[Problem statement]
Among the lines below, how many carry the string "write"? Reply with a number and nothing else.

**** Listed records ****

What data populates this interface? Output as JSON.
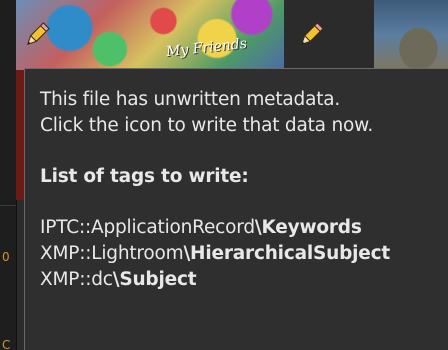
{
  "thumbnails": [
    {
      "name": "thumbnail-1",
      "overlay_text": "My Friends",
      "icon": "pencil-icon"
    },
    {
      "name": "thumbnail-2",
      "icon": "pencil-icon"
    }
  ],
  "tooltip": {
    "line1": "This file has unwritten metadata.",
    "line2": "Click the icon to write that data now.",
    "heading": "List of tags to write:",
    "tags": [
      {
        "prefix": "IPTC::ApplicationRecord",
        "name": "\\Keywords"
      },
      {
        "prefix": "XMP::Lightroom",
        "name": "\\HierarchicalSubject"
      },
      {
        "prefix": "XMP::dc",
        "name": "\\Subject"
      }
    ]
  },
  "left_strip_glyphs": [
    "0",
    "C"
  ],
  "colors": {
    "background": "#2b2b2b",
    "tooltip_bg": "#2f2f2f",
    "tooltip_border": "#6a6a6a",
    "tooltip_text": "#e8e8e8",
    "pencil_body": "#f2c230"
  }
}
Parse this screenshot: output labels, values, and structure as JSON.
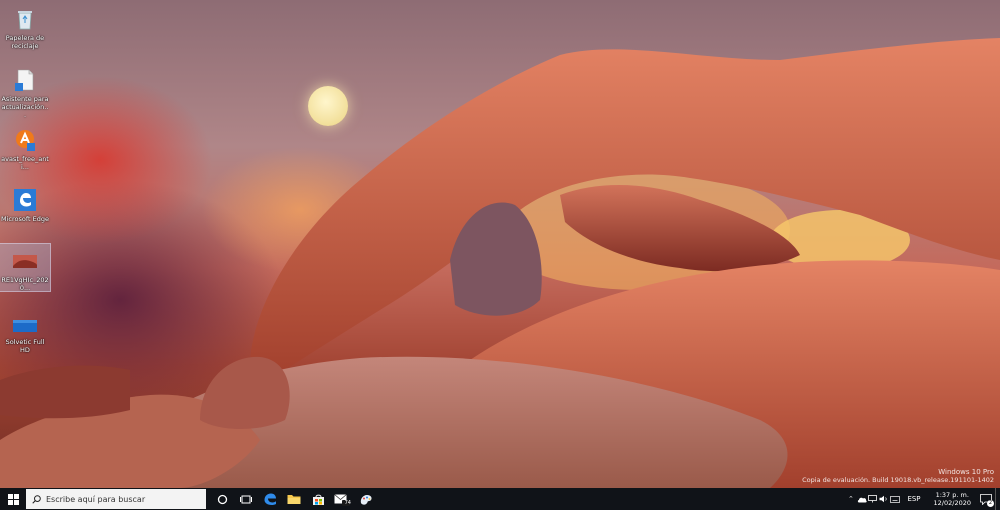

****

[Complete response]
2